Task description: Check each line of the listing, and copy it if it contains the word "Receipts".

Dataset extract:
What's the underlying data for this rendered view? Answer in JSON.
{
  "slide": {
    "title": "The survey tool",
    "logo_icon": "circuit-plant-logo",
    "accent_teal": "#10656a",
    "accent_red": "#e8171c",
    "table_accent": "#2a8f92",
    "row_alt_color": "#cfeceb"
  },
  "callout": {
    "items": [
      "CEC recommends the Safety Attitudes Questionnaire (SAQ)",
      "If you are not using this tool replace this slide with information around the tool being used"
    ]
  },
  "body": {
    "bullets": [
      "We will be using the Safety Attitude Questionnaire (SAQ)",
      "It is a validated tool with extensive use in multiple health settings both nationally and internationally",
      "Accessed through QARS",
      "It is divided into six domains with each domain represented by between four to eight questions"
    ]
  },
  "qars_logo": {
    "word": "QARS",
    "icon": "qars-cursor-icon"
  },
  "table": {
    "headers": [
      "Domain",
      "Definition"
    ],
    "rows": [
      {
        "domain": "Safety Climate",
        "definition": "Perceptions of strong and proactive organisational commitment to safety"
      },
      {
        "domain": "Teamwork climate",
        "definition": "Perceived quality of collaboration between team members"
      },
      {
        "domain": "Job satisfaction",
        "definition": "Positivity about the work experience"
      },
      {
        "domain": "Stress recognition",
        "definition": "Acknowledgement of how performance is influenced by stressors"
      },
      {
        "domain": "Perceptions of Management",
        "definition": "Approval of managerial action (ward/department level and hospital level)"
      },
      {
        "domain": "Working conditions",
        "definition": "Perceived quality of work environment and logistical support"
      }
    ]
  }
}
...
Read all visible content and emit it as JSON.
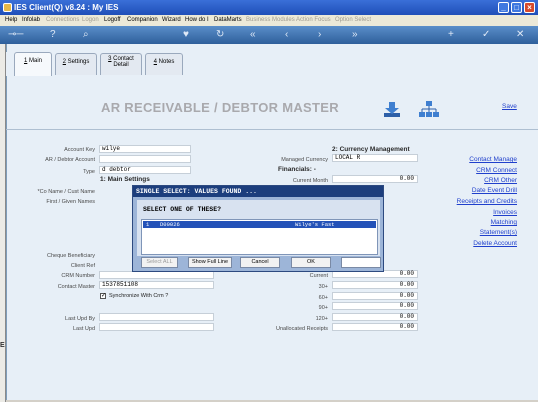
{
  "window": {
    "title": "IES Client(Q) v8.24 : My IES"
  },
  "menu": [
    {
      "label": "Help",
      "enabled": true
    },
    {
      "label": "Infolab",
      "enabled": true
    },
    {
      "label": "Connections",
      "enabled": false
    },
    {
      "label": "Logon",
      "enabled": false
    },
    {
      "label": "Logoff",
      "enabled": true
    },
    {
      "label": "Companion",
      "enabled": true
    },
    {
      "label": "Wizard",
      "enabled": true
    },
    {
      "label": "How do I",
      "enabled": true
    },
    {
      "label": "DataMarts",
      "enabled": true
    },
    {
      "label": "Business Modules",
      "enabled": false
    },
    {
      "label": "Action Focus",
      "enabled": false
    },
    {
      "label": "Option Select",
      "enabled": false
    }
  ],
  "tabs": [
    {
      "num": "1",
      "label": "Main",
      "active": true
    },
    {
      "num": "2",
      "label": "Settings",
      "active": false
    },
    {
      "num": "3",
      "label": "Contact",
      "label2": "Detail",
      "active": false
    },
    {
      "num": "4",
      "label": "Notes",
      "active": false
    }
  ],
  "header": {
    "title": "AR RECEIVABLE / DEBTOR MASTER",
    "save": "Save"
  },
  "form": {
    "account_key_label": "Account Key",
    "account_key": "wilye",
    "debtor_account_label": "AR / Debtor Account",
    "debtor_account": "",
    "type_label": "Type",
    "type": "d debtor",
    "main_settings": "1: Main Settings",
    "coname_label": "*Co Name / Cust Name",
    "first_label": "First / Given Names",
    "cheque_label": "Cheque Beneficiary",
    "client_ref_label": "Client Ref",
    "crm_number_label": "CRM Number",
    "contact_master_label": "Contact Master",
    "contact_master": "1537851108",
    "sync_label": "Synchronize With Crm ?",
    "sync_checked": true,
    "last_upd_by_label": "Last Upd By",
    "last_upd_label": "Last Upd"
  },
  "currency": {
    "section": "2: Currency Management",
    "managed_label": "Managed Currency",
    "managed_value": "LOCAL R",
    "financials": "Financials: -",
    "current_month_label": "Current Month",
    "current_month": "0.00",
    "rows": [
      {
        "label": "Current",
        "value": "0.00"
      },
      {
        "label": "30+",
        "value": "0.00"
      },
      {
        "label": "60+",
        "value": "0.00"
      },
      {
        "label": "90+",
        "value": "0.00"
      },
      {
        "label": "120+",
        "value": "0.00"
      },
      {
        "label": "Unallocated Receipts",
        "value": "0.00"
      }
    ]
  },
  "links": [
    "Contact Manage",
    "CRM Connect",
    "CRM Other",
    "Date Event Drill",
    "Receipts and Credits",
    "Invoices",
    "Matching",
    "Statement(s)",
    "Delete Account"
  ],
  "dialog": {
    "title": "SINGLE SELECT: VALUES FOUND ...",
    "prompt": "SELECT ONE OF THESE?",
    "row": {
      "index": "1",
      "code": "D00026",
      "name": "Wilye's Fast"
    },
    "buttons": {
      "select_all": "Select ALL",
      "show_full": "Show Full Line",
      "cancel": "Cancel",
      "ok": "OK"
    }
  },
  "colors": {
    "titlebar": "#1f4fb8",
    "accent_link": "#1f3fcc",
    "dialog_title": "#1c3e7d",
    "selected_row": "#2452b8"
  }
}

Exercise result:
        "label": "Unallocated Receipts",
    "Receipts and Credits",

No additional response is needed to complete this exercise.